DESCRIPTION OF THE TASK: Filter the data for lines with the word "ylabel", then copy every line so identified.

DATA FOR THIS EXERCISE:
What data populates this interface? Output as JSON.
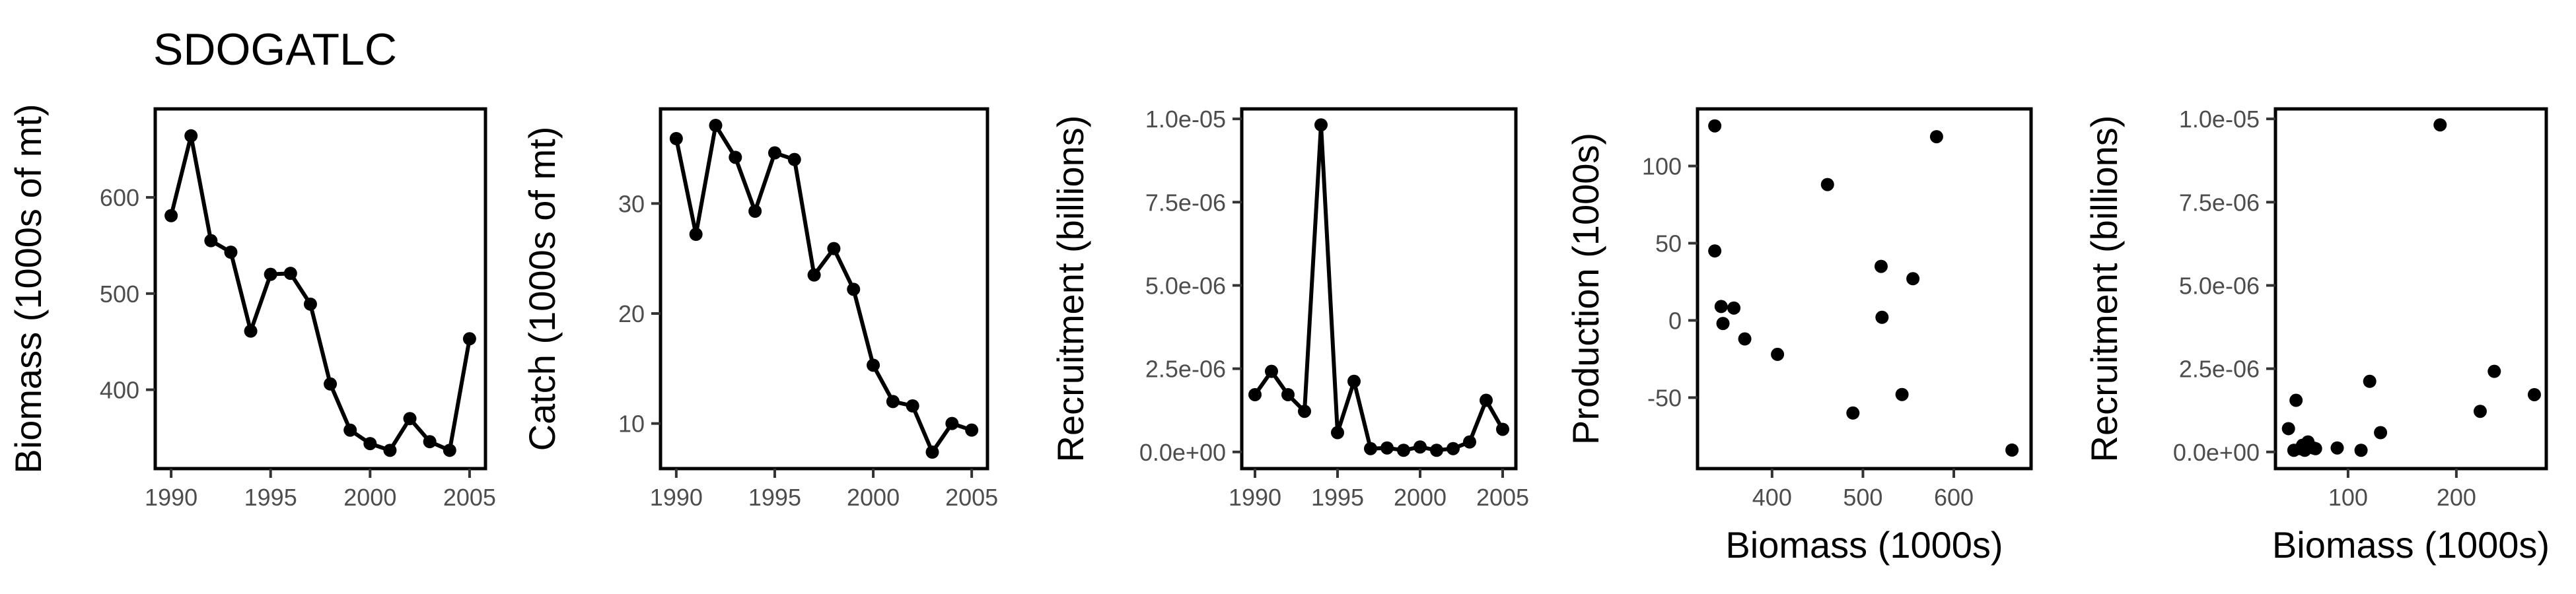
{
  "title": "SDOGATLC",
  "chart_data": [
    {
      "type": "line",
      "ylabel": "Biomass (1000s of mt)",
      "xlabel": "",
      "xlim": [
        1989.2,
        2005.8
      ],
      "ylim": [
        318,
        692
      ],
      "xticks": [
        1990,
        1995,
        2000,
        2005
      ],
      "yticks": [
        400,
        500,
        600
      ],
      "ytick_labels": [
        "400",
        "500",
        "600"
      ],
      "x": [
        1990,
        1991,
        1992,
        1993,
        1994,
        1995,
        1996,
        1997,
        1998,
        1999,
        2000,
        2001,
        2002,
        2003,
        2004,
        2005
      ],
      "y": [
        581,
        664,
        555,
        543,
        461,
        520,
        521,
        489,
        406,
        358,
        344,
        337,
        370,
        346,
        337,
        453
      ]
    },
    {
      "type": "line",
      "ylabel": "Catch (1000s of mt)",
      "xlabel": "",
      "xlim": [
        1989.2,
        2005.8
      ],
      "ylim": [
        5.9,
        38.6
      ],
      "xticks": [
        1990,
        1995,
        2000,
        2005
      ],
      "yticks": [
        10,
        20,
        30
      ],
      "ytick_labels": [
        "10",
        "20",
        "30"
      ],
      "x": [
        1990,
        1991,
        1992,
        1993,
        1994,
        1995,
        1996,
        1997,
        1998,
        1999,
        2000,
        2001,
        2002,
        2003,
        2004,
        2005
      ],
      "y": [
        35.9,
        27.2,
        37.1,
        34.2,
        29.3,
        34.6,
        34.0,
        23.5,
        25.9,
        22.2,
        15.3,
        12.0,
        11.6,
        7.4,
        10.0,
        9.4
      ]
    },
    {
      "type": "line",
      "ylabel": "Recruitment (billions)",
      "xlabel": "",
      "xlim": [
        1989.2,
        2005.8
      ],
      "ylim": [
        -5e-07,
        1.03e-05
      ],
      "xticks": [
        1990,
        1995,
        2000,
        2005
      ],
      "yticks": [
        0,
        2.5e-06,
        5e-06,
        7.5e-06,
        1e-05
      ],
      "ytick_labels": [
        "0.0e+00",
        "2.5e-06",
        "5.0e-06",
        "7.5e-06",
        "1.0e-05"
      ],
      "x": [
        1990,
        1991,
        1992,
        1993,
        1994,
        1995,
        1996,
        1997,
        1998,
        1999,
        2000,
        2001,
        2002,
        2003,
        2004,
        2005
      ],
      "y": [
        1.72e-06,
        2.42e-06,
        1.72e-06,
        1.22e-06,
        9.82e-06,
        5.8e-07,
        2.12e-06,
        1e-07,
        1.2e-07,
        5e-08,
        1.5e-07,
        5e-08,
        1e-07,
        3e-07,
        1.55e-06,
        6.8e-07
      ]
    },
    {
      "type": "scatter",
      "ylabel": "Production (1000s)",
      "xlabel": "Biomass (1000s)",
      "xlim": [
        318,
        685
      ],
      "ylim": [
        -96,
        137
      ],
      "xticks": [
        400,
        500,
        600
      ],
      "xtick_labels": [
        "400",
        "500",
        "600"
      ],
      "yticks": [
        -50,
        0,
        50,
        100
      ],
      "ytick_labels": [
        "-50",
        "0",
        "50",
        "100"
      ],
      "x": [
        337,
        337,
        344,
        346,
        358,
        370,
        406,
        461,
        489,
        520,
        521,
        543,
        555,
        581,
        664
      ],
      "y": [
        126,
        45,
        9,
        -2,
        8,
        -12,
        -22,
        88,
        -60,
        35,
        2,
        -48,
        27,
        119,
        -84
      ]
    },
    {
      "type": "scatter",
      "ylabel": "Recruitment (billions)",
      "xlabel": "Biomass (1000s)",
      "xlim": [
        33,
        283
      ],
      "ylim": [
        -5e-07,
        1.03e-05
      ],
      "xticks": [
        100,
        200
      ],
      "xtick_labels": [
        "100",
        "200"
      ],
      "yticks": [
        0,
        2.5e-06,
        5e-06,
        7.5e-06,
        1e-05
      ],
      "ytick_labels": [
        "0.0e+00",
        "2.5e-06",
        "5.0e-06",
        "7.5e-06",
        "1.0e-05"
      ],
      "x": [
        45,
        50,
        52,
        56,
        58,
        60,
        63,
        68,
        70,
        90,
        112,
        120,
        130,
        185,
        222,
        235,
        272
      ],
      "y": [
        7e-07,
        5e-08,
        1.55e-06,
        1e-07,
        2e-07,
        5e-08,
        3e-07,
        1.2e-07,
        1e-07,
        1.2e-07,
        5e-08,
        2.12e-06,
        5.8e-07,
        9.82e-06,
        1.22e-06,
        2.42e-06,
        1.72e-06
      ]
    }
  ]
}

--

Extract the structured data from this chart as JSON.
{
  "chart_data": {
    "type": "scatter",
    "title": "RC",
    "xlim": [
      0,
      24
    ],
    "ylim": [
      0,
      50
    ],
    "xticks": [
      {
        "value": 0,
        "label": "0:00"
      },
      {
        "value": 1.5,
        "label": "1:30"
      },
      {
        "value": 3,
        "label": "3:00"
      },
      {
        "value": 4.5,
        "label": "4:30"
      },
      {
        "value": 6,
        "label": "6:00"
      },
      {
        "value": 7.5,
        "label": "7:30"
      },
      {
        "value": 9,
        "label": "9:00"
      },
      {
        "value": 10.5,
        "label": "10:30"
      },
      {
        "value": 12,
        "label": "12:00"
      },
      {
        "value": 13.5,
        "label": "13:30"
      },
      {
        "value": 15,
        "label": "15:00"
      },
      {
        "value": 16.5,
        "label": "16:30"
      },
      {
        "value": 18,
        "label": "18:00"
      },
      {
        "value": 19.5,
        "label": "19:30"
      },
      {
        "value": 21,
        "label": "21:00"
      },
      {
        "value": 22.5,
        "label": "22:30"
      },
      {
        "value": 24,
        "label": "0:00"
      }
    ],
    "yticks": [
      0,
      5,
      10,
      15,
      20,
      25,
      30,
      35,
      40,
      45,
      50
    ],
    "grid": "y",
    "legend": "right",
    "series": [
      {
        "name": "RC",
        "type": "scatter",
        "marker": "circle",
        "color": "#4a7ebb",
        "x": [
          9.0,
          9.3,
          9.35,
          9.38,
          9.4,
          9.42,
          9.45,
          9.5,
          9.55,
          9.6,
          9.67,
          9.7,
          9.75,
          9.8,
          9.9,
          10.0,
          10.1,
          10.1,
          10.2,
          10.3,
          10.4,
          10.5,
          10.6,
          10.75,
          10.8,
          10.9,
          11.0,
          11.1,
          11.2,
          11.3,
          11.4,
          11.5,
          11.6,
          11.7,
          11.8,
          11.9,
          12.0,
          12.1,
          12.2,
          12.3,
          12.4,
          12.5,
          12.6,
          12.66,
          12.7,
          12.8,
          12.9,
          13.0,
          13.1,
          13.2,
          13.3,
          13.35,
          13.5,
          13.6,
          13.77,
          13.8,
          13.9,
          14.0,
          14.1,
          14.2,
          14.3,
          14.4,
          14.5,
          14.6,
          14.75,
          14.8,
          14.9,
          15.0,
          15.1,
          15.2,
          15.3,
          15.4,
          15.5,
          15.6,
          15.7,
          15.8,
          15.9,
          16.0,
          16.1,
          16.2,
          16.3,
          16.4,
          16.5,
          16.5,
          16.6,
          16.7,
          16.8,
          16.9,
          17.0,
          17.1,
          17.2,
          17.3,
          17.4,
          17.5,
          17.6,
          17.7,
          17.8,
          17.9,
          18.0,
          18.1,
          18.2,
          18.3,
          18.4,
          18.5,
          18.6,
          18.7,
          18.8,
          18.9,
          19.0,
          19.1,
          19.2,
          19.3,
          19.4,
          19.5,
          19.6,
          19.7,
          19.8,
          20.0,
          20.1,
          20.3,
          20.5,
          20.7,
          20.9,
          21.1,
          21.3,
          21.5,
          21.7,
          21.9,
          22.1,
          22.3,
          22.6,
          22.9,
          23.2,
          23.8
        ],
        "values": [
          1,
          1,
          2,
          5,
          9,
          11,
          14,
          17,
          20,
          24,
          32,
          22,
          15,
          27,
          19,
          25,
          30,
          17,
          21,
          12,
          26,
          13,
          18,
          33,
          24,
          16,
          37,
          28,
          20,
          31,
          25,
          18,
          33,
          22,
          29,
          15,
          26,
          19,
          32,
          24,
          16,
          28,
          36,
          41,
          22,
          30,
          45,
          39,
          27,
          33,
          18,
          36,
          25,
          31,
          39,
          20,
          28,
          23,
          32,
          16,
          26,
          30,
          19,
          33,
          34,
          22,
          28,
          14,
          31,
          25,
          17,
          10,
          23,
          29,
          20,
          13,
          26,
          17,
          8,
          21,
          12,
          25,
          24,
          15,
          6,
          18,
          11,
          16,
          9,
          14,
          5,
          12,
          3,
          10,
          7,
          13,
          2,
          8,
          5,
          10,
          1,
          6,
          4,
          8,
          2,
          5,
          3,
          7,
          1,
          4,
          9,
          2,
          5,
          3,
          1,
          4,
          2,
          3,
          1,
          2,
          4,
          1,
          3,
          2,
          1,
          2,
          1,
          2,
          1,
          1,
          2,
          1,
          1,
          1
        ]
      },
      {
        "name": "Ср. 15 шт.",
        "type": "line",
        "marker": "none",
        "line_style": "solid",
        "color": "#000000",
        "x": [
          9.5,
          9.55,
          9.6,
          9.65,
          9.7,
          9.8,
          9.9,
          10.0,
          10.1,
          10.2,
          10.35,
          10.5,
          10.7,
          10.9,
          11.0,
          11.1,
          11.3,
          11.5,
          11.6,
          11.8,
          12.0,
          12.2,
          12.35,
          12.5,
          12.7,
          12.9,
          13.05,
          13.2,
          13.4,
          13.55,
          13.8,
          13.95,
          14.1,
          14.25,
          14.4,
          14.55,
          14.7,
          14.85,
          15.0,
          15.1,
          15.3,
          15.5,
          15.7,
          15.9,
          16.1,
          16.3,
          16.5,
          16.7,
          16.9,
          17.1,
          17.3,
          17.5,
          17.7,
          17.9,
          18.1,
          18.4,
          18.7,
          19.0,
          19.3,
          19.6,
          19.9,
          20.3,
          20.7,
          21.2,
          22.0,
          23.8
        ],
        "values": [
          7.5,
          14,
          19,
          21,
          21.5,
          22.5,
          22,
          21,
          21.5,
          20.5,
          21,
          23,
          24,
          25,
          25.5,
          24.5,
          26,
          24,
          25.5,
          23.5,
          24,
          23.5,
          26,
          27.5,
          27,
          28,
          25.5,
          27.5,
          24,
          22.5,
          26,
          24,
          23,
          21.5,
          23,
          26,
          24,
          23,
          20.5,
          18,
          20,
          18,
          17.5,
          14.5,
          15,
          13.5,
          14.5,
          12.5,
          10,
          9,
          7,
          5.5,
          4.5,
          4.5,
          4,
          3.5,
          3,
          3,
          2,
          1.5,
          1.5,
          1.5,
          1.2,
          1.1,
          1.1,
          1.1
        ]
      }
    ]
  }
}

FULL SOLUTION:
      "ylabel": "Biomass (1000s of mt)",
      "ylabel": "Catch (1000s of mt)",
      "ylabel": "Recruitment (billions)",
      "ylabel": "Production (1000s)",
      "ylabel": "Recruitment (billions)",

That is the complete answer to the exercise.